▶ _WHAT THIS TASK INVOLVES_
Return the records exactly as they are.

▶ _SOURCE MATERIAL_
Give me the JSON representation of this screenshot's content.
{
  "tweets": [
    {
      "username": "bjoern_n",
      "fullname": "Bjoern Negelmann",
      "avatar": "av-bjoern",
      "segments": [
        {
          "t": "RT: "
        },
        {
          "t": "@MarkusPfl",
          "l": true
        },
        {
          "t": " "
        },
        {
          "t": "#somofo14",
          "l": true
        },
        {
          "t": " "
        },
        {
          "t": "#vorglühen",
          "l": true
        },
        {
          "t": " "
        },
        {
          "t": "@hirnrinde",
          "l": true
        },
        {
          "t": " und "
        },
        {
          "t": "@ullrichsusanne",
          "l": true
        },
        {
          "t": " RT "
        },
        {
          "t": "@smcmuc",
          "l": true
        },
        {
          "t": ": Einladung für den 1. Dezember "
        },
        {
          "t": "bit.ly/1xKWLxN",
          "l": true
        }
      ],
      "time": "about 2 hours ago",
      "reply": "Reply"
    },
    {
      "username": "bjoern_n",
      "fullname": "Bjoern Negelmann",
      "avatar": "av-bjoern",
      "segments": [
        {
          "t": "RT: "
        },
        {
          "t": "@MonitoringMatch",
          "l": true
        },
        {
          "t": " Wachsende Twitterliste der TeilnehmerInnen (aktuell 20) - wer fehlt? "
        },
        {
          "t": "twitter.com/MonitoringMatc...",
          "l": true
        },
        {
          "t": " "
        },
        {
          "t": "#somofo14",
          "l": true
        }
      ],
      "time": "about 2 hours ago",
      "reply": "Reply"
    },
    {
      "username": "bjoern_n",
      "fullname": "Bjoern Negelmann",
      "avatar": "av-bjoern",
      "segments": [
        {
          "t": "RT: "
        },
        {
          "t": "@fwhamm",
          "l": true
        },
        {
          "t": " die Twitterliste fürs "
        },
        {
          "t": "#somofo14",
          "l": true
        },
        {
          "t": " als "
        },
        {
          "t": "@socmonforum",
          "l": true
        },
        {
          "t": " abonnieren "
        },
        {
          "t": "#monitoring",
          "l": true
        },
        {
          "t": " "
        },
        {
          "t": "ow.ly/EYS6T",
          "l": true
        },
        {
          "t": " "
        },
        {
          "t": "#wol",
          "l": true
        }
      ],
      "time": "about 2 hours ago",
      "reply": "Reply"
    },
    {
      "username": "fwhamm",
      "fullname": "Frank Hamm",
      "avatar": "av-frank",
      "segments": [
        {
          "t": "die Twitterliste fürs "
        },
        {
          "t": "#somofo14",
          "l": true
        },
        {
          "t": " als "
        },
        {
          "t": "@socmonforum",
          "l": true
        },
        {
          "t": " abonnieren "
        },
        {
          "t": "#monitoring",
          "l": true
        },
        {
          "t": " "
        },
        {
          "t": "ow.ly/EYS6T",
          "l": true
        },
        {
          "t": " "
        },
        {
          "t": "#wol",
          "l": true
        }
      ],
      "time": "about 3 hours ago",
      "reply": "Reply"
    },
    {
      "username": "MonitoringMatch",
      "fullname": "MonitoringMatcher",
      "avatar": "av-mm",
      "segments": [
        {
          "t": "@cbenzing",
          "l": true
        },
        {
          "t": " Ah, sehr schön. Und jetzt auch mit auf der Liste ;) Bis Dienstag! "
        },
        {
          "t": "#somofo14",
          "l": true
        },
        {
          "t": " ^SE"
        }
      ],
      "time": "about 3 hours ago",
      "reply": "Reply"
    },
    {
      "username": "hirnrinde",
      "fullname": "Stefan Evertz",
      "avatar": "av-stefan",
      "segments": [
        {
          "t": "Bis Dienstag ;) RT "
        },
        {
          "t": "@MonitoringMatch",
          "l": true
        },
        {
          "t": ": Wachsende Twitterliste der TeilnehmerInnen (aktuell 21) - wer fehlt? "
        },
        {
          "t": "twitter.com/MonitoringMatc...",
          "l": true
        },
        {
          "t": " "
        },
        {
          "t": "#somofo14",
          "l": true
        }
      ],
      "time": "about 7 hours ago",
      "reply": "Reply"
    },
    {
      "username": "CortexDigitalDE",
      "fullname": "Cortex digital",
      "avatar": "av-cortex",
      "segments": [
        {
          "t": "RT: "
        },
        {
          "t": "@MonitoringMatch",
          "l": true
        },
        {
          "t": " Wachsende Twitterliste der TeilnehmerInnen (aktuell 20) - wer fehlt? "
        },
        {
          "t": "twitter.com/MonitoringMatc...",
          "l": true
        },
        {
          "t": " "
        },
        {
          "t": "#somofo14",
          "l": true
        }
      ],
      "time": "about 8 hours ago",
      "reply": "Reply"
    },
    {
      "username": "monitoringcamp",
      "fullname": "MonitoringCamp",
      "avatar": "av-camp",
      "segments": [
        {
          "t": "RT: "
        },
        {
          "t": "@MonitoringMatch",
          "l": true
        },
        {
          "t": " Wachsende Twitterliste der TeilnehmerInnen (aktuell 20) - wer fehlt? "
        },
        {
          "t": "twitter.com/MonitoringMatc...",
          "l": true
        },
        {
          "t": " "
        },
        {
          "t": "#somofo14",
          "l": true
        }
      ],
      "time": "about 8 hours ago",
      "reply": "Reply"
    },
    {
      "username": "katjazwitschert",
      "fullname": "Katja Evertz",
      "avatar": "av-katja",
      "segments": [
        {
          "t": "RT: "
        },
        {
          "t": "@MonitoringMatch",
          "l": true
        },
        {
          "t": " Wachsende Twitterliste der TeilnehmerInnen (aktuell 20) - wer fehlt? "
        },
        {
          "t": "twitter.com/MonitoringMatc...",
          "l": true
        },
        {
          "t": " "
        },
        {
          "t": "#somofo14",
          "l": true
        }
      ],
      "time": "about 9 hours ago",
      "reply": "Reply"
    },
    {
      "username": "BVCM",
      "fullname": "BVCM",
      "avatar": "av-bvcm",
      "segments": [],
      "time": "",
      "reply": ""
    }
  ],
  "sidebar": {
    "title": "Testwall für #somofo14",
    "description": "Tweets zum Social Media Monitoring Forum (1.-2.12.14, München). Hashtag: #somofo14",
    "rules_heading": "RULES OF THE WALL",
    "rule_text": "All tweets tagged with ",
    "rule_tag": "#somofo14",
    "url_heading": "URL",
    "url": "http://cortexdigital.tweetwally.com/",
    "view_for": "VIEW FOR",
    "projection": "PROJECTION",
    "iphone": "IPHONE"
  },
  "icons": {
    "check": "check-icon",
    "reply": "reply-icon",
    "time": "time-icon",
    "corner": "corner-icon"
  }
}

▶ _RESPONSE TO THIS TASK_
Give me the JSON representation of this screenshot's content.
{
  "tweets": [
    {
      "username": "bjoern_n",
      "fullname": "Bjoern Negelmann",
      "avatar": "av-bjoern",
      "segments": [
        {
          "t": "RT: "
        },
        {
          "t": "@MarkusPfl",
          "l": true
        },
        {
          "t": " "
        },
        {
          "t": "#somofo14",
          "l": true
        },
        {
          "t": " "
        },
        {
          "t": "#vorglühen",
          "l": true
        },
        {
          "t": " "
        },
        {
          "t": "@hirnrinde",
          "l": true
        },
        {
          "t": " und "
        },
        {
          "t": "@ullrichsusanne",
          "l": true
        },
        {
          "t": " RT "
        },
        {
          "t": "@smcmuc",
          "l": true
        },
        {
          "t": ": Einladung für den 1. Dezember "
        },
        {
          "t": "bit.ly/1xKWLxN",
          "l": true
        }
      ],
      "time": "about 2 hours ago",
      "reply": "Reply"
    },
    {
      "username": "bjoern_n",
      "fullname": "Bjoern Negelmann",
      "avatar": "av-bjoern",
      "segments": [
        {
          "t": "RT: "
        },
        {
          "t": "@MonitoringMatch",
          "l": true
        },
        {
          "t": " Wachsende Twitterliste der TeilnehmerInnen (aktuell 20) - wer fehlt? "
        },
        {
          "t": "twitter.com/MonitoringMatc...",
          "l": true
        },
        {
          "t": " "
        },
        {
          "t": "#somofo14",
          "l": true
        }
      ],
      "time": "about 2 hours ago",
      "reply": "Reply"
    },
    {
      "username": "bjoern_n",
      "fullname": "Bjoern Negelmann",
      "avatar": "av-bjoern",
      "segments": [
        {
          "t": "RT: "
        },
        {
          "t": "@fwhamm",
          "l": true
        },
        {
          "t": " die Twitterliste fürs "
        },
        {
          "t": "#somofo14",
          "l": true
        },
        {
          "t": " als "
        },
        {
          "t": "@socmonforum",
          "l": true
        },
        {
          "t": " abonnieren "
        },
        {
          "t": "#monitoring",
          "l": true
        },
        {
          "t": " "
        },
        {
          "t": "ow.ly/EYS6T",
          "l": true
        },
        {
          "t": " "
        },
        {
          "t": "#wol",
          "l": true
        }
      ],
      "time": "about 2 hours ago",
      "reply": "Reply"
    },
    {
      "username": "fwhamm",
      "fullname": "Frank Hamm",
      "avatar": "av-frank",
      "segments": [
        {
          "t": "die Twitterliste fürs "
        },
        {
          "t": "#somofo14",
          "l": true
        },
        {
          "t": " als "
        },
        {
          "t": "@socmonforum",
          "l": true
        },
        {
          "t": " abonnieren "
        },
        {
          "t": "#monitoring",
          "l": true
        },
        {
          "t": " "
        },
        {
          "t": "ow.ly/EYS6T",
          "l": true
        },
        {
          "t": " "
        },
        {
          "t": "#wol",
          "l": true
        }
      ],
      "time": "about 3 hours ago",
      "reply": "Reply"
    },
    {
      "username": "MonitoringMatch",
      "fullname": "MonitoringMatcher",
      "avatar": "av-mm",
      "segments": [
        {
          "t": "@cbenzing",
          "l": true
        },
        {
          "t": " Ah, sehr schön. Und jetzt auch mit auf der Liste ;) Bis Dienstag! "
        },
        {
          "t": "#somofo14",
          "l": true
        },
        {
          "t": " ^SE"
        }
      ],
      "time": "about 3 hours ago",
      "reply": "Reply"
    },
    {
      "username": "hirnrinde",
      "fullname": "Stefan Evertz",
      "avatar": "av-stefan",
      "segments": [
        {
          "t": "Bis Dienstag ;) RT "
        },
        {
          "t": "@MonitoringMatch",
          "l": true
        },
        {
          "t": ": Wachsende Twitterliste der TeilnehmerInnen (aktuell 21) - wer fehlt? "
        },
        {
          "t": "twitter.com/MonitoringMatc...",
          "l": true
        },
        {
          "t": " "
        },
        {
          "t": "#somofo14",
          "l": true
        }
      ],
      "time": "about 7 hours ago",
      "reply": "Reply"
    },
    {
      "username": "CortexDigitalDE",
      "fullname": "Cortex digital",
      "avatar": "av-cortex",
      "segments": [
        {
          "t": "RT: "
        },
        {
          "t": "@MonitoringMatch",
          "l": true
        },
        {
          "t": " Wachsende Twitterliste der TeilnehmerInnen (aktuell 20) - wer fehlt? "
        },
        {
          "t": "twitter.com/MonitoringMatc...",
          "l": true
        },
        {
          "t": " "
        },
        {
          "t": "#somofo14",
          "l": true
        }
      ],
      "time": "about 8 hours ago",
      "reply": "Reply"
    },
    {
      "username": "monitoringcamp",
      "fullname": "MonitoringCamp",
      "avatar": "av-camp",
      "segments": [
        {
          "t": "RT: "
        },
        {
          "t": "@MonitoringMatch",
          "l": true
        },
        {
          "t": " Wachsende Twitterliste der TeilnehmerInnen (aktuell 20) - wer fehlt? "
        },
        {
          "t": "twitter.com/MonitoringMatc...",
          "l": true
        },
        {
          "t": " "
        },
        {
          "t": "#somofo14",
          "l": true
        }
      ],
      "time": "about 8 hours ago",
      "reply": "Reply"
    },
    {
      "username": "katjazwitschert",
      "fullname": "Katja Evertz",
      "avatar": "av-katja",
      "segments": [
        {
          "t": "RT: "
        },
        {
          "t": "@MonitoringMatch",
          "l": true
        },
        {
          "t": " Wachsende Twitterliste der TeilnehmerInnen (aktuell 20) - wer fehlt? "
        },
        {
          "t": "twitter.com/MonitoringMatc...",
          "l": true
        },
        {
          "t": " "
        },
        {
          "t": "#somofo14",
          "l": true
        }
      ],
      "time": "about 9 hours ago",
      "reply": "Reply"
    },
    {
      "username": "BVCM",
      "fullname": "BVCM",
      "avatar": "av-bvcm",
      "segments": [],
      "time": "",
      "reply": ""
    }
  ],
  "sidebar": {
    "title": "Testwall für #somofo14",
    "description": "Tweets zum Social Media Monitoring Forum (1.-2.12.14, München). Hashtag: #somofo14",
    "rules_heading": "RULES OF THE WALL",
    "rule_text": "All tweets tagged with ",
    "rule_tag": "#somofo14",
    "url_heading": "URL",
    "url": "http://cortexdigital.tweetwally.com/",
    "view_for": "VIEW FOR",
    "projection": "PROJECTION",
    "iphone": "IPHONE"
  },
  "icons": {
    "check": "check-icon",
    "reply": "reply-icon",
    "time": "time-icon",
    "corner": "corner-icon"
  }
}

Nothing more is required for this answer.